_DATA LINES_

__________

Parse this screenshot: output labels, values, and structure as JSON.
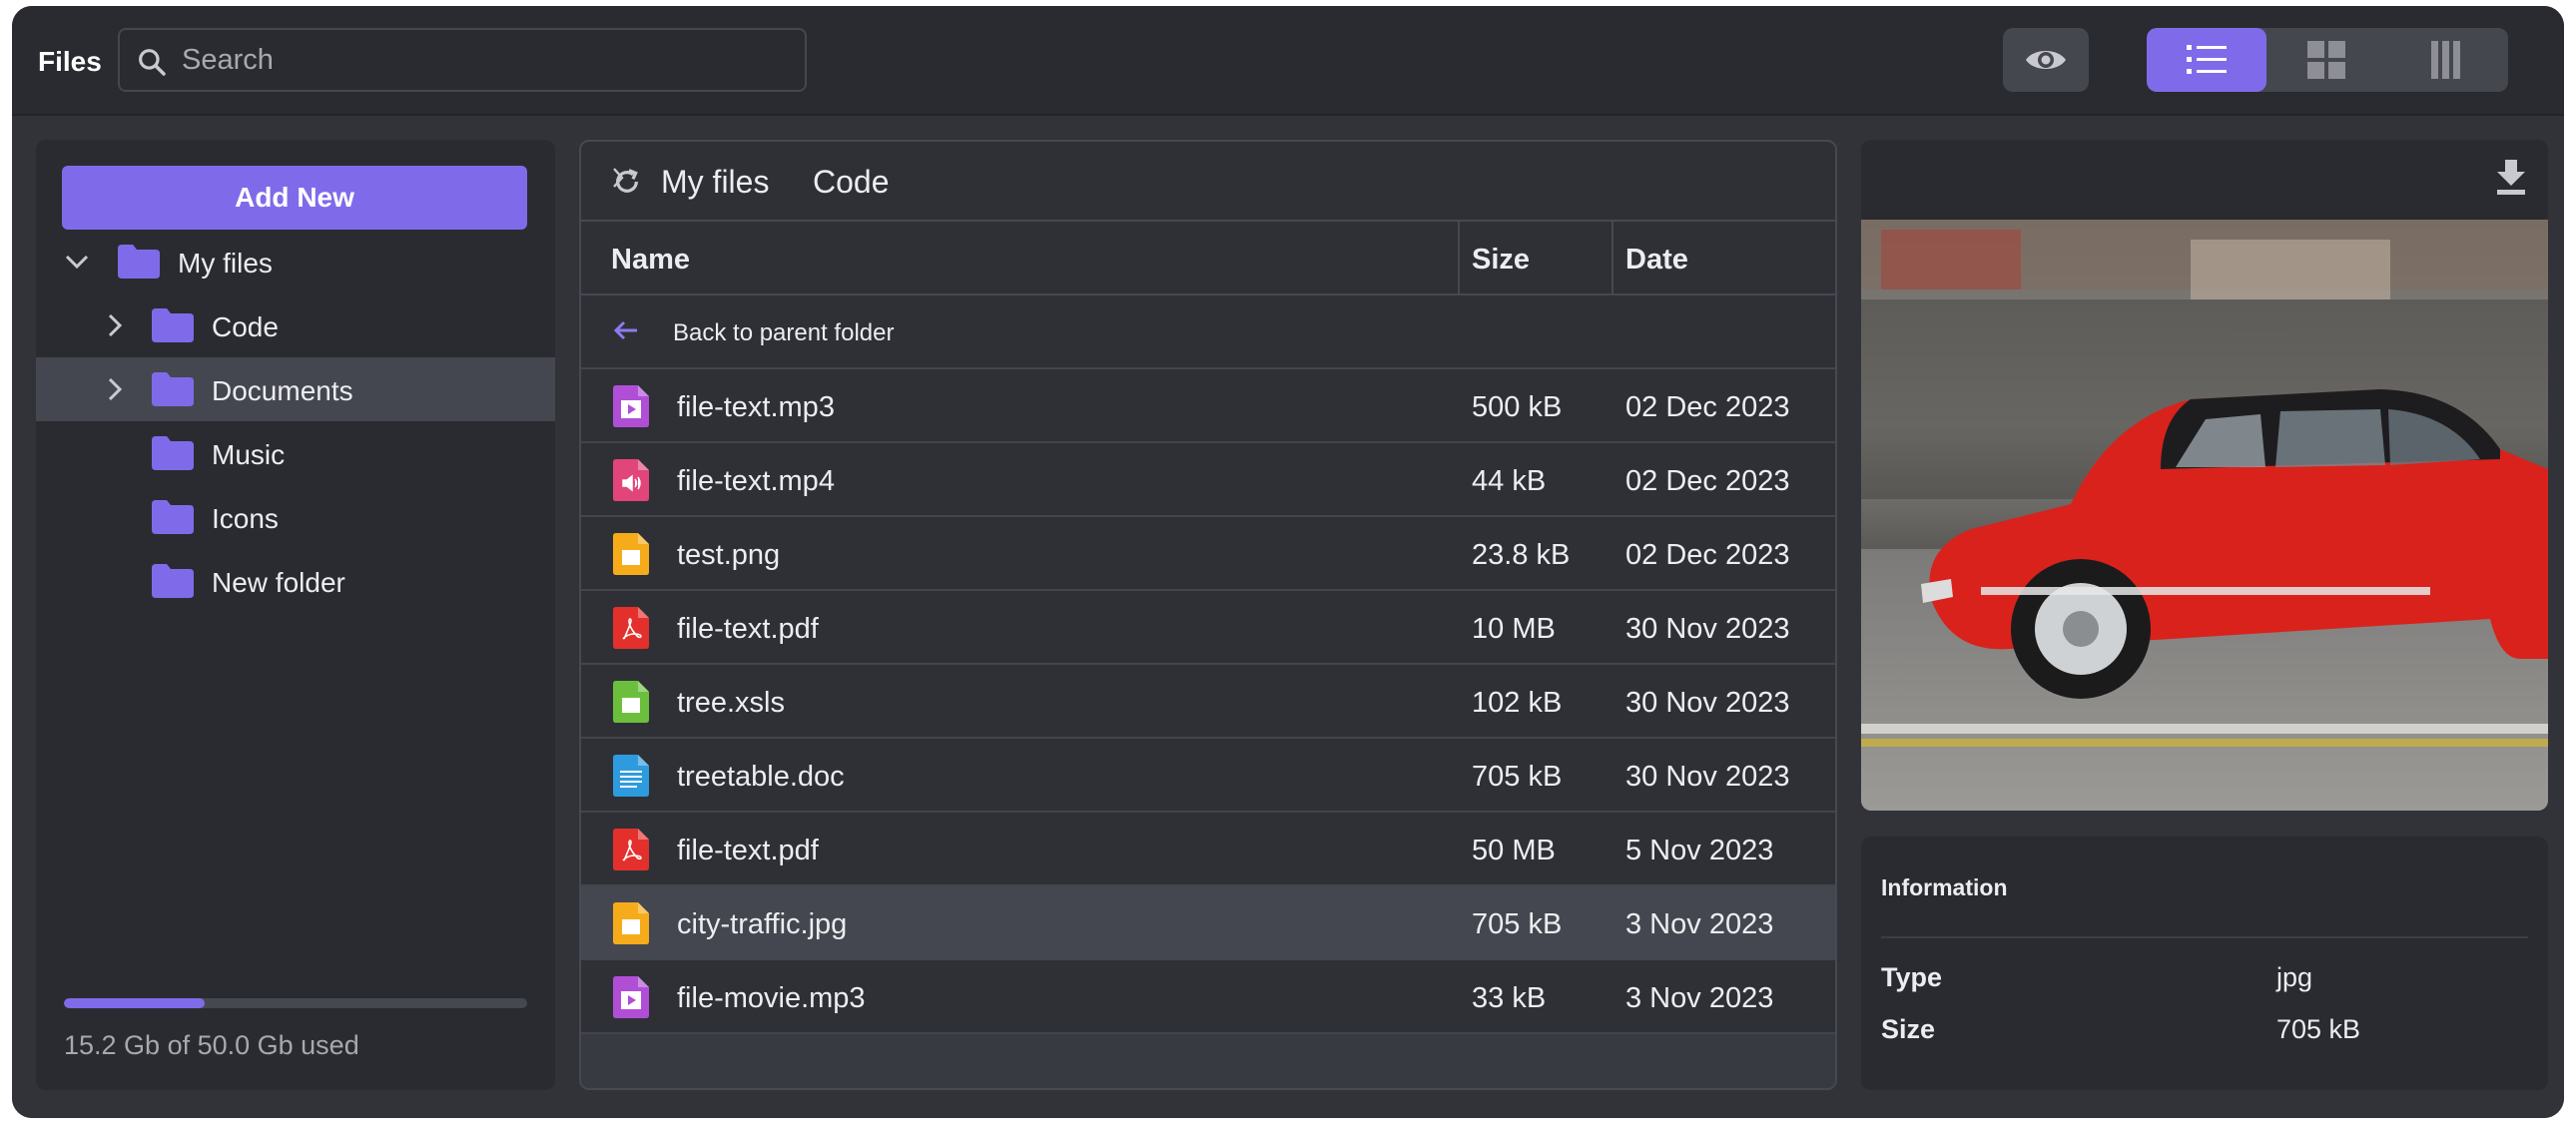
{
  "app": {
    "title": "Files"
  },
  "search": {
    "placeholder": "Search"
  },
  "toolbar": {
    "preview_icon": "eye-icon",
    "views": [
      {
        "icon": "list-view-icon",
        "active": true
      },
      {
        "icon": "grid-view-icon",
        "active": false
      },
      {
        "icon": "columns-view-icon",
        "active": false
      }
    ],
    "accent_color": "#7f6bea"
  },
  "sidebar": {
    "add_new_label": "Add New",
    "tree": [
      {
        "label": "My files",
        "expanded": true,
        "level": 0
      },
      {
        "label": "Code",
        "expandable": true,
        "level": 1
      },
      {
        "label": "Documents",
        "expandable": true,
        "level": 1,
        "selected": true
      },
      {
        "label": "Music",
        "level": 1
      },
      {
        "label": "Icons",
        "level": 1
      },
      {
        "label": "New folder",
        "level": 1
      }
    ],
    "storage": {
      "used_gb": 15.2,
      "total_gb": 50.0,
      "label": "15.2 Gb of 50.0 Gb used"
    }
  },
  "breadcrumb": {
    "root": "My files",
    "current": "Code"
  },
  "table": {
    "columns": [
      "Name",
      "Size",
      "Date"
    ],
    "back_label": "Back to parent folder",
    "rows": [
      {
        "name": "file-text.mp3",
        "size": "500 kB",
        "date": "02 Dec 2023",
        "icon": "video-file-icon",
        "color": "#b04fd6"
      },
      {
        "name": "file-text.mp4",
        "size": "44 kB",
        "date": "02 Dec 2023",
        "icon": "audio-file-icon",
        "color": "#e2457a"
      },
      {
        "name": "test.png",
        "size": "23.8 kB",
        "date": "02 Dec 2023",
        "icon": "image-file-icon",
        "color": "#f6ac1a"
      },
      {
        "name": "file-text.pdf",
        "size": "10 MB",
        "date": "30 Nov 2023",
        "icon": "pdf-file-icon",
        "color": "#e4302c"
      },
      {
        "name": "tree.xsls",
        "size": "102 kB",
        "date": "30 Nov 2023",
        "icon": "spreadsheet-file-icon",
        "color": "#6cbf3c"
      },
      {
        "name": "treetable.doc",
        "size": "705 kB",
        "date": "30 Nov 2023",
        "icon": "document-file-icon",
        "color": "#2e9bde"
      },
      {
        "name": "file-text.pdf",
        "size": "50 MB",
        "date": "5 Nov 2023",
        "icon": "pdf-file-icon",
        "color": "#e4302c"
      },
      {
        "name": "city-traffic.jpg",
        "size": "705 kB",
        "date": "3 Nov 2023",
        "icon": "image-file-icon",
        "color": "#f6ac1a",
        "selected": true
      },
      {
        "name": "file-movie.mp3",
        "size": "33 kB",
        "date": "3 Nov 2023",
        "icon": "video-file-icon",
        "color": "#b04fd6"
      }
    ]
  },
  "preview": {
    "download_icon": "download-icon",
    "image_subject": "red car photo",
    "info_title": "Information",
    "fields": [
      {
        "key": "Type",
        "value": "jpg"
      },
      {
        "key": "Size",
        "value": "705 kB"
      }
    ]
  }
}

__________

_PROBLEM DESCRIPTION_
Exactly reproduce the entries above, minus the pictures.

_RESPONSE FOR THIS EXERCISE_
Parse this screenshot: output labels, values, and structure as JSON.
{
  "app": {
    "title": "Files"
  },
  "search": {
    "placeholder": "Search"
  },
  "toolbar": {
    "preview_icon": "eye-icon",
    "views": [
      {
        "icon": "list-view-icon",
        "active": true
      },
      {
        "icon": "grid-view-icon",
        "active": false
      },
      {
        "icon": "columns-view-icon",
        "active": false
      }
    ],
    "accent_color": "#7f6bea"
  },
  "sidebar": {
    "add_new_label": "Add New",
    "tree": [
      {
        "label": "My files",
        "expanded": true,
        "level": 0
      },
      {
        "label": "Code",
        "expandable": true,
        "level": 1
      },
      {
        "label": "Documents",
        "expandable": true,
        "level": 1,
        "selected": true
      },
      {
        "label": "Music",
        "level": 1
      },
      {
        "label": "Icons",
        "level": 1
      },
      {
        "label": "New folder",
        "level": 1
      }
    ],
    "storage": {
      "used_gb": 15.2,
      "total_gb": 50.0,
      "label": "15.2 Gb of 50.0 Gb used"
    }
  },
  "breadcrumb": {
    "root": "My files",
    "current": "Code"
  },
  "table": {
    "columns": [
      "Name",
      "Size",
      "Date"
    ],
    "back_label": "Back to parent folder",
    "rows": [
      {
        "name": "file-text.mp3",
        "size": "500 kB",
        "date": "02 Dec 2023",
        "icon": "video-file-icon",
        "color": "#b04fd6"
      },
      {
        "name": "file-text.mp4",
        "size": "44 kB",
        "date": "02 Dec 2023",
        "icon": "audio-file-icon",
        "color": "#e2457a"
      },
      {
        "name": "test.png",
        "size": "23.8 kB",
        "date": "02 Dec 2023",
        "icon": "image-file-icon",
        "color": "#f6ac1a"
      },
      {
        "name": "file-text.pdf",
        "size": "10 MB",
        "date": "30 Nov 2023",
        "icon": "pdf-file-icon",
        "color": "#e4302c"
      },
      {
        "name": "tree.xsls",
        "size": "102 kB",
        "date": "30 Nov 2023",
        "icon": "spreadsheet-file-icon",
        "color": "#6cbf3c"
      },
      {
        "name": "treetable.doc",
        "size": "705 kB",
        "date": "30 Nov 2023",
        "icon": "document-file-icon",
        "color": "#2e9bde"
      },
      {
        "name": "file-text.pdf",
        "size": "50 MB",
        "date": "5 Nov 2023",
        "icon": "pdf-file-icon",
        "color": "#e4302c"
      },
      {
        "name": "city-traffic.jpg",
        "size": "705 kB",
        "date": "3 Nov 2023",
        "icon": "image-file-icon",
        "color": "#f6ac1a",
        "selected": true
      },
      {
        "name": "file-movie.mp3",
        "size": "33 kB",
        "date": "3 Nov 2023",
        "icon": "video-file-icon",
        "color": "#b04fd6"
      }
    ]
  },
  "preview": {
    "download_icon": "download-icon",
    "image_subject": "red car photo",
    "info_title": "Information",
    "fields": [
      {
        "key": "Type",
        "value": "jpg"
      },
      {
        "key": "Size",
        "value": "705 kB"
      }
    ]
  }
}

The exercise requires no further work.